TASK STATEMENT:
Copy out the entries below verbatim, starting with the first line and ending with the line that contains "- legend-label: Infectuos", both included.

DATASET CONTENT:
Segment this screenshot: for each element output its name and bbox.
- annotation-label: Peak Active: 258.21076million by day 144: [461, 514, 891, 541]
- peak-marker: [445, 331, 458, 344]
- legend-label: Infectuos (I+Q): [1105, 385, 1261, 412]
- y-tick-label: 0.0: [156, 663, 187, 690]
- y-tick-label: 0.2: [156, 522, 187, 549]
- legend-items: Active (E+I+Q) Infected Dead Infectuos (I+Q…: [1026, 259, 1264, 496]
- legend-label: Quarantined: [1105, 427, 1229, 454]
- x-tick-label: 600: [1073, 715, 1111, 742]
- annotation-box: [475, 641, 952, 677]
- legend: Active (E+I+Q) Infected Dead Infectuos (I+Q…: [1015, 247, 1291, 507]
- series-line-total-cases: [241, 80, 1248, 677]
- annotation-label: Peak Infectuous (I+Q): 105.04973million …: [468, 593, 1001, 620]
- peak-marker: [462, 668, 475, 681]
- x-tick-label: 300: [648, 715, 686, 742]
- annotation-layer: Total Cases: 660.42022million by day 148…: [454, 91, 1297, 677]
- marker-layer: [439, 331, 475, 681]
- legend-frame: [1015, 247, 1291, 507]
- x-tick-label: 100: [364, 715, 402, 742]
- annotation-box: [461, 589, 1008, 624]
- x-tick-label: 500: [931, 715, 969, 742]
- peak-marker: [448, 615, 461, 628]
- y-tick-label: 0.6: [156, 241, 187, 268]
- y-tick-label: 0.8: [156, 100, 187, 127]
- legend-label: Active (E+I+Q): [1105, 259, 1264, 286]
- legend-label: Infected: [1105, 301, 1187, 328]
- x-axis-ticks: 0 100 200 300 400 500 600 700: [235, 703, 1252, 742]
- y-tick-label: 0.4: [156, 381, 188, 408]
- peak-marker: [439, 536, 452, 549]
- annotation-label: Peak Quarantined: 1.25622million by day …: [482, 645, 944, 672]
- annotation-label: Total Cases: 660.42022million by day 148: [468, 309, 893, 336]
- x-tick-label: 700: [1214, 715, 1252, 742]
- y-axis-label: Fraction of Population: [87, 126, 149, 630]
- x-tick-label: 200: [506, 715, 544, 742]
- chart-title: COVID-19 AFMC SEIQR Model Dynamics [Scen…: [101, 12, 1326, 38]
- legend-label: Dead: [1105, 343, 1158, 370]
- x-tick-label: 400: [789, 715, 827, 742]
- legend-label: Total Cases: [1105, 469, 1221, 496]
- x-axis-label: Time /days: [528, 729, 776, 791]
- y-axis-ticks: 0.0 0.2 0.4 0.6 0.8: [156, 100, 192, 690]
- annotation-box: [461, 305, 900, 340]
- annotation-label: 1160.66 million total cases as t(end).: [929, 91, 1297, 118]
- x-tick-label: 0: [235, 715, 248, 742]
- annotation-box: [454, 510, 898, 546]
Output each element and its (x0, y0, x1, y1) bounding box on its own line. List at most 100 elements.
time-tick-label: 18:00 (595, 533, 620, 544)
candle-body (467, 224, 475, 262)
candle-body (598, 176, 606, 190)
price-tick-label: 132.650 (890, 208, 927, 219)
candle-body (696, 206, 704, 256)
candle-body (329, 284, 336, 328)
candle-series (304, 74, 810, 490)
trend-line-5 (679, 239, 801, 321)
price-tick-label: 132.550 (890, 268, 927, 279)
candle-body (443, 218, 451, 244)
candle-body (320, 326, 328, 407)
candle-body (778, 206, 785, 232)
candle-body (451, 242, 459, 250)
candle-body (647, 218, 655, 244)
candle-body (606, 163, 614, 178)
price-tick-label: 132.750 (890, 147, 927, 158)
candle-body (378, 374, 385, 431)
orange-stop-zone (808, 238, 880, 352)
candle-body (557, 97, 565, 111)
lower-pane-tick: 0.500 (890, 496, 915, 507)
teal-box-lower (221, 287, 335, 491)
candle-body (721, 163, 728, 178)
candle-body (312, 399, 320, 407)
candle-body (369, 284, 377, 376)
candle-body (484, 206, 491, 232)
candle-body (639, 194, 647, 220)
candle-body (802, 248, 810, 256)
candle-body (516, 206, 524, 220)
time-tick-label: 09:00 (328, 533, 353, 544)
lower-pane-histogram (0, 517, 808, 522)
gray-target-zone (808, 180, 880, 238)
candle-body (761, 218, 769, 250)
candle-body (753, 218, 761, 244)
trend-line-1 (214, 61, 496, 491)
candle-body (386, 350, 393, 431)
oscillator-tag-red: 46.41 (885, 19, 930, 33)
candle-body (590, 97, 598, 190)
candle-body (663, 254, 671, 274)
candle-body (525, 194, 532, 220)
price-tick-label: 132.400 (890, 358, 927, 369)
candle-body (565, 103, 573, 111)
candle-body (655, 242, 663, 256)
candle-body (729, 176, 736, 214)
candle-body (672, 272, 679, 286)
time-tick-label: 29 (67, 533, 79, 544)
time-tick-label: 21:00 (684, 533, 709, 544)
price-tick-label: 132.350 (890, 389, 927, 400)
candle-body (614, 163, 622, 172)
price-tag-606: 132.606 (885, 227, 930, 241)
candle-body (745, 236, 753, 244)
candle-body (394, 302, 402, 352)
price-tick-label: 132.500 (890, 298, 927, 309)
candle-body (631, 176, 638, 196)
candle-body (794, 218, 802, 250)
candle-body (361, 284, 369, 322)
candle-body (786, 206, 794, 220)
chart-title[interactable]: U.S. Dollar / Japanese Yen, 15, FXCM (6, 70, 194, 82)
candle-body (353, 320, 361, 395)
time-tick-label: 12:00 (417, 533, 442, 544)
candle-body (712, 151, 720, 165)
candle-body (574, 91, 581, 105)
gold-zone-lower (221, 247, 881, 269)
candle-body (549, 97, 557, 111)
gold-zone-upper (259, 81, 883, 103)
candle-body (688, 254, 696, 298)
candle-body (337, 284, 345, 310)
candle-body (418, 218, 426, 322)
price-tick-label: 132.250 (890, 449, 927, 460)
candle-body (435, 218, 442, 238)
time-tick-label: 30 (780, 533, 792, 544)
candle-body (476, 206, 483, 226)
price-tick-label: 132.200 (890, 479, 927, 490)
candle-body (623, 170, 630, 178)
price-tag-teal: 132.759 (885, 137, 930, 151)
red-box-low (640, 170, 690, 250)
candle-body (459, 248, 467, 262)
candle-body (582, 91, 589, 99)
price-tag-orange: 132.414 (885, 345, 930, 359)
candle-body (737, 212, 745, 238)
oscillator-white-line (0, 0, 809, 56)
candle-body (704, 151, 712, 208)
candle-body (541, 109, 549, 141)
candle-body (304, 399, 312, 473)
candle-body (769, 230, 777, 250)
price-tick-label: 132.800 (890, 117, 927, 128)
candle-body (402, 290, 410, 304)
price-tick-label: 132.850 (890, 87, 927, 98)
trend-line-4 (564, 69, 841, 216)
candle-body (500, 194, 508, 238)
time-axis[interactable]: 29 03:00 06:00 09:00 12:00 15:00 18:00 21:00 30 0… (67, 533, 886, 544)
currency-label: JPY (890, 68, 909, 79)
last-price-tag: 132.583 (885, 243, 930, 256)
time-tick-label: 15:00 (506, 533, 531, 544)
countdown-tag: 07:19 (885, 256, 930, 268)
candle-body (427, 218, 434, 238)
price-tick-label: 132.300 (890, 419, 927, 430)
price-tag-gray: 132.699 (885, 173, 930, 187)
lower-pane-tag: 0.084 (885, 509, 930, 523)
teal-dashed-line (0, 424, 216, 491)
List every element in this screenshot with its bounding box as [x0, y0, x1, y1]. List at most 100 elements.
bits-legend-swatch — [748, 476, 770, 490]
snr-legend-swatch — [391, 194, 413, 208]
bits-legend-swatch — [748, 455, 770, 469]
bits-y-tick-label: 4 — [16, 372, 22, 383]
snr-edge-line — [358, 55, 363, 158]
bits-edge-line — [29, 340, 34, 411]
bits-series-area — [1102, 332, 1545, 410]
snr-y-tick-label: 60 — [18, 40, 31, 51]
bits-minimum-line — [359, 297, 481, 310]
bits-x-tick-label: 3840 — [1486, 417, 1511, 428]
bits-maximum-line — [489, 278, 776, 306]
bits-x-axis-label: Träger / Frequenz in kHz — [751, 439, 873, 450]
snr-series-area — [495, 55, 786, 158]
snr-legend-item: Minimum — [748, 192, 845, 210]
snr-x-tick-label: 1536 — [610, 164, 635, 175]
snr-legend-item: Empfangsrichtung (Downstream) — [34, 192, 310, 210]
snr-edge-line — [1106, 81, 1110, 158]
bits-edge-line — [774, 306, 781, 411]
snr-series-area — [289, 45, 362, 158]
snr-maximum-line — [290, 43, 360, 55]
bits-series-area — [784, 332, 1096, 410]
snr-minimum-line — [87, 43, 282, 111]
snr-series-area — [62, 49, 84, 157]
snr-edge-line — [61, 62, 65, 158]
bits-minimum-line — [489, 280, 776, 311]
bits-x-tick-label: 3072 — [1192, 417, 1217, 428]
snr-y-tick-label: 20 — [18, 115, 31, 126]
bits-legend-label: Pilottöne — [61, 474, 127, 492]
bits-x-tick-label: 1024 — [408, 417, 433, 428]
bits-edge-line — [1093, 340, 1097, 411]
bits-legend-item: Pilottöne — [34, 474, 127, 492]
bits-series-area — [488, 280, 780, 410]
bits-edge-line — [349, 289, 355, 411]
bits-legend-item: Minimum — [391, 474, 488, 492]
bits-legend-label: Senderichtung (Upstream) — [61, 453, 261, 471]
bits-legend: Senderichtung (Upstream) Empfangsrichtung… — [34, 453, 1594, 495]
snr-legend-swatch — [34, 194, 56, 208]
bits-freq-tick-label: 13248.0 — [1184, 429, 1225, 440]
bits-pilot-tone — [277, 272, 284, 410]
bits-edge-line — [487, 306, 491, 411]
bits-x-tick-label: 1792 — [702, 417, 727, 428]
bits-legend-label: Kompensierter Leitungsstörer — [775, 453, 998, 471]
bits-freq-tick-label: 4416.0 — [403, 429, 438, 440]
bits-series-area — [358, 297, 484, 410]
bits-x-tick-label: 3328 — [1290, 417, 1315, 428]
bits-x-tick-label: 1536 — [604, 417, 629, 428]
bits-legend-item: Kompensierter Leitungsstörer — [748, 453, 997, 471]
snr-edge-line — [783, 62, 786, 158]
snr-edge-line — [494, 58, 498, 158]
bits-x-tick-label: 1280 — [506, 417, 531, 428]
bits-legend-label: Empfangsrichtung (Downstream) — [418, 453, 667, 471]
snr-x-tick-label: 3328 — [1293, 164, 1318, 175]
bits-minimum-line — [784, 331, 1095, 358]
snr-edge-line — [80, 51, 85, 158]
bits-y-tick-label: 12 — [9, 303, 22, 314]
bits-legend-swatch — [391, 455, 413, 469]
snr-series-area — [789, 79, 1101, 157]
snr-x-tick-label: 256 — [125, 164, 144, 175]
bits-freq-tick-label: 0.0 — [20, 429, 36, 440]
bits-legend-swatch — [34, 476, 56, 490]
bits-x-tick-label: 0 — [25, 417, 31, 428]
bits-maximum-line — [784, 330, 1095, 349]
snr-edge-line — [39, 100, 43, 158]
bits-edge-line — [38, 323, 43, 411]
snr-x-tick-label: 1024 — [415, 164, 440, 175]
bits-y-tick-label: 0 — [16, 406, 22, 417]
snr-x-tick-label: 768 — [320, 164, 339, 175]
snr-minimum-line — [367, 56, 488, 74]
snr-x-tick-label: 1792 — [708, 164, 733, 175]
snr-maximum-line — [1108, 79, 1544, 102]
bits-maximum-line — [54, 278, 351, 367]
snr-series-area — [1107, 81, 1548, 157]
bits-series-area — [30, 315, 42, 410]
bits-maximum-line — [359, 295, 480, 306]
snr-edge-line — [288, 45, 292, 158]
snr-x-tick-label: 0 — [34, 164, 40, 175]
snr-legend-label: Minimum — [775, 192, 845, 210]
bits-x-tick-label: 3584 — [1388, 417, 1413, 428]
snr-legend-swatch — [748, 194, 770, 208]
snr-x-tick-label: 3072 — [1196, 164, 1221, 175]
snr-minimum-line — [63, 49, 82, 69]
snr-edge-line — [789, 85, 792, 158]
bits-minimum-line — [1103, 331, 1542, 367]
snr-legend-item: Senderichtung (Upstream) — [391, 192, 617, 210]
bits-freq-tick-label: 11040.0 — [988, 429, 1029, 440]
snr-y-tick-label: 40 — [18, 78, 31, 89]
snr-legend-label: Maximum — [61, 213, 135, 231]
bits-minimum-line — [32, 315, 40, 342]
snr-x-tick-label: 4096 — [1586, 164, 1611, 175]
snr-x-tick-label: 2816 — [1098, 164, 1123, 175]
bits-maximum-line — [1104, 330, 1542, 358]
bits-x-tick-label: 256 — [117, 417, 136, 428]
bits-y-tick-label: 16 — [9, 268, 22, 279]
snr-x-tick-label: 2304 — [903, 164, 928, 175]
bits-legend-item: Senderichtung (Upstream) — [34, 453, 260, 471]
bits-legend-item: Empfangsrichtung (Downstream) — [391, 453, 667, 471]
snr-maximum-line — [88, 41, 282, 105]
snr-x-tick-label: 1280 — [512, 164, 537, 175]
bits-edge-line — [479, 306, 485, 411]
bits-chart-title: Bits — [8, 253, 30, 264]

TASK RESPONSE:
Segment this screenshot: for each element output its name and bbox.
- annotation-label: Peak Active: 258.21076million by day 144: [461, 514, 891, 541]
- peak-marker: [445, 331, 458, 344]
- legend-label: Infectuos (I+Q): [1105, 385, 1261, 412]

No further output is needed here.